So, switching topics a little bit, but one thing we haven't talked about is I've realized the original way that I know of Mr. Kevlin Henney is not from his talks or not from his books, but it's from the term kevlin henny which i can tell from the look
of his face is something that he is well known for but perhaps not the thing that he would like
to be remembered for but but can you explain what a kevlin henny is yeah i think i'm going to be
remembered for it because you know it's uh yeah my name is now associated with failure yeah um literally so
um back in the day um i started taking screenshots of you know if an application started crashing
i'd take a screenshot of it you know it's just like oh okay let's say and i'd sometimes integrate
it into a talk uh and then mobile phones with cameras, that was a thing. And it's just
like, oh, okay, I can start taking, you know, we've got software everywhere in the world.
But, you know, it's not all perfect. And we see a number of failures. And sometimes it's the
software you write, sometimes it's something else about the system. But from the public's point of
view, it's computer, it's failing, that's it. And I took pictures of these.
I would include them in my talks.
I'd include my workshops.
Sometimes just to make a point, guess what?
Software runs the planet.
Here's the thing that doesn't work.
Sometimes, you know, one of my favorite ones from about 15, 20 years ago was a screenshot.
I took a PowerPoint crashing. And one of the things is a dialog box saying, oh, yeah,
you called basically memory error in the particular DLL and pure virtual function called.
And I said, what can I learn from this? I said, here is an application that offers you. We were
talking about illusions. The whole point about software is that is the business of software.
It's creating an illusion.
Okay.
Whatever you're doing, you're creating an illusion.
And for as long as anything works, that illusion is maintained.
The minute something breaks, there's a crack.
And you start to see how the thing was built, how it was constructed.
It's like a magic trick going wrong.
It's like a stage set falling apart.
You go, oh, that's how they do that.
Oh, okay, I can see behind the scenes.
And so here was PowerPoint.
Okay, sure, I knew Microsoft used C++,
but suddenly I'm getting information about their DLLs.

▶ _What to work on_
• 1. Can you repeat, word for word, the part of the transcript about software failures that opens with the words containing "And for as long" and closes with "trick going wrong."?
• 2. Could you carry the transcript about software failures forward, picking up right after its final line?

Page segmentation data
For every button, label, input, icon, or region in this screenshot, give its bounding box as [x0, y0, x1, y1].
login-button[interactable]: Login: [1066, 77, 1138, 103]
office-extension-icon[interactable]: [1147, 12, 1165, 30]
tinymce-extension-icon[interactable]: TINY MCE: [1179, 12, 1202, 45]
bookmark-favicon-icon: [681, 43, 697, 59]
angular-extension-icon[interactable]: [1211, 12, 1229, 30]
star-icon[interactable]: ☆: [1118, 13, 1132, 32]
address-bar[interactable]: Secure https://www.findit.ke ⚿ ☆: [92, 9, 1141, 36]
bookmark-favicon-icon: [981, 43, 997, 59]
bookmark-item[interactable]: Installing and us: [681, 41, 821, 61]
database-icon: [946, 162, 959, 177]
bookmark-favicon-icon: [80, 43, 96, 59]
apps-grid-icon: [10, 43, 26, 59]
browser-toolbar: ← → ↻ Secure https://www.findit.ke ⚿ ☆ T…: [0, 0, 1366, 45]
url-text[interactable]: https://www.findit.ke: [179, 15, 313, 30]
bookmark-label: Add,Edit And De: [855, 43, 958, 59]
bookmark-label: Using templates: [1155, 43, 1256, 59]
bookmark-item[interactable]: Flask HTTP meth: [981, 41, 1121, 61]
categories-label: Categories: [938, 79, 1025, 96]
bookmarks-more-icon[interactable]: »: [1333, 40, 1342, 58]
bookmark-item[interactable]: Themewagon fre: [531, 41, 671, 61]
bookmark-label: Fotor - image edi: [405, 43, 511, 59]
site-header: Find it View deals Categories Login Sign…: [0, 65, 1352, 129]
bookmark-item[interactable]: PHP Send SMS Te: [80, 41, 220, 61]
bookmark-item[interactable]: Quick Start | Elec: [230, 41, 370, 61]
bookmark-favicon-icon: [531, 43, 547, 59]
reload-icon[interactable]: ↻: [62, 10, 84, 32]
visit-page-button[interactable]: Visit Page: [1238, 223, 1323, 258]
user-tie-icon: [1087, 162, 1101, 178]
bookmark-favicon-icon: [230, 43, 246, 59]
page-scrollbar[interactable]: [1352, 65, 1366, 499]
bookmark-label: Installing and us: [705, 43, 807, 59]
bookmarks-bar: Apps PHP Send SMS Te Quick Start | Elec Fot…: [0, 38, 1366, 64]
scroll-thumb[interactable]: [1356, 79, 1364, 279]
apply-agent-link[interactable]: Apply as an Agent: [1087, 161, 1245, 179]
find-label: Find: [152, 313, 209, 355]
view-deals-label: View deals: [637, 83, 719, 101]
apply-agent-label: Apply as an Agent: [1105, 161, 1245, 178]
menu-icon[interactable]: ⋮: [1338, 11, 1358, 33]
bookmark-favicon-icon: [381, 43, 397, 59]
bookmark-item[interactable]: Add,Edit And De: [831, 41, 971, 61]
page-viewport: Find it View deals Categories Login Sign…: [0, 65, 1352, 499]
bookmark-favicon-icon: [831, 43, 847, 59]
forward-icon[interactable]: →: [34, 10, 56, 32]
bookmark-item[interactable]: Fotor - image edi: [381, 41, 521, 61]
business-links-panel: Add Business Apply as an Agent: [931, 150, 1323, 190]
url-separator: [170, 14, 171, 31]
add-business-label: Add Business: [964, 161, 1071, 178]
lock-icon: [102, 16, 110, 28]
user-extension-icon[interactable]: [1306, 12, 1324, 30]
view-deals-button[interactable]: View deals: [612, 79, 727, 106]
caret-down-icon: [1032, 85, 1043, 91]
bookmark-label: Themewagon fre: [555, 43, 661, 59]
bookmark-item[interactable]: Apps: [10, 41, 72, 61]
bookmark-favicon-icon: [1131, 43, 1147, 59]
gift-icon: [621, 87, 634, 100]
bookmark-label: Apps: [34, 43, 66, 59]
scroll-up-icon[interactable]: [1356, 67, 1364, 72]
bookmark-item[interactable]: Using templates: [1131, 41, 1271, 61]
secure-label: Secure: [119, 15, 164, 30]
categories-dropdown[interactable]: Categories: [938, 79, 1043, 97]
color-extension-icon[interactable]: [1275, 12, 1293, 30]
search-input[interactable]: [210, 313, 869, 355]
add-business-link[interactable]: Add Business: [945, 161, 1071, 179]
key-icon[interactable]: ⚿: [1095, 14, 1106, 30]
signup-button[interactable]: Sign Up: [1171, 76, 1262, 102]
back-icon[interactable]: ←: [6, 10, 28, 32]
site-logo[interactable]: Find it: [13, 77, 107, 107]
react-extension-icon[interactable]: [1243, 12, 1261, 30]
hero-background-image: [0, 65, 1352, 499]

▶ _Per-task outputs_
• 1.
And for as long as anything works, that illusion is maintained.
The minute something breaks, there's a crack.
And you start to see how the thing was built, how it was constructed.
It's like a magic trick going wrong.

• 2.
In fact, if I remember correctly,
it was an Internet Explorer DLL that was failing.
And I thought, here I am in PowerPoint,
but an Internet Explorer DLL failing
is causing PowerPoint to crash.
That's interesting.
And it's written in C++
and there's a pure virtual function call.
Now, how can you call a pure virtual function?
Well, there's a couple of cases where that might happen.
Perhaps there's a path in the code
that actually leads to calling a pure virtual function.
Somebody mistakenly called a pure virtual function in a
constructor or destructor of the class in which it was declared. That happens every now and then.
It's statically detectable. So perhaps Microsoft are not using static analysis on this or code
reviews. Or alternatively, it's a memory trampling thing. Something got zeroed. And so therefore,
we've got a use after free issue you know in other words i'm
speculating i don't have the answer but i'm already learning something about the way the
system was constructed by the way that it is failing and you can see this in a number of
public screens so i would use these kind of instructions kind of humorously and sometimes
people would then send me examples photos they had taken you know hey look at my printer you know
here's the device you know Here's the device driver version on
my printer, this kind of stuff, because my printer's crashed and they got all this information.
And then we hit the era of social media. And people don't start emailing me, they are atting
me, they are including me. And then I start basically resharing it. And that's particularly
visible on Twitter. I started resharing these screens because I thought this is kind of interesting.
I think it's amusing, but it's also educational.
But it's also humbling.
You know, if we're software developers, we kind of make the world go round.
And so, therefore, our software is in everybody's face in one way or another.
Whatever level you are in the stack, there's an error message for you.
And then people started calling.
It was around 2016.
Somebody started calling it, oh, I saw a Kevlin Henney screen at the airport.
And that kind of that moniker stuck.
And so, yeah, it's kind of ended up being a thing.
And, yeah, I've actually, you was uh it has got to that point that my
you know my wife started a new job last year and it's just like oh yeah what's your you know
what's your husband known for or what is it and she said oh well he's got he's got you know
failure screens are named after him in some circles it's just like oh okay yeah that's
kind of different but yeah that is actually the way that works and that is it is
kind of interesting that that's become uh popular but i think it is you know i don't mind i don't
mind that association with my name um uh it's normally normally it's a case of it's really
just software developers and a few people who know software developers yeah but also it's kind
of an interesting thing that idea that failure screens are a thing they uh we can
learn from them i also like to think of it as a public service you know i i the ones that i'm
going to say are a public service is when people are at um you know uh train stations and stuff
like that um sometimes they will add in the rail company the relevant rail company yeah yeah and
and normally they will respond oh we're really sorry about this.
Which station was this?
We could try and get this fixed.
It's kind of like, yep, just happy to help,
happy to be associated with this and to have people report it.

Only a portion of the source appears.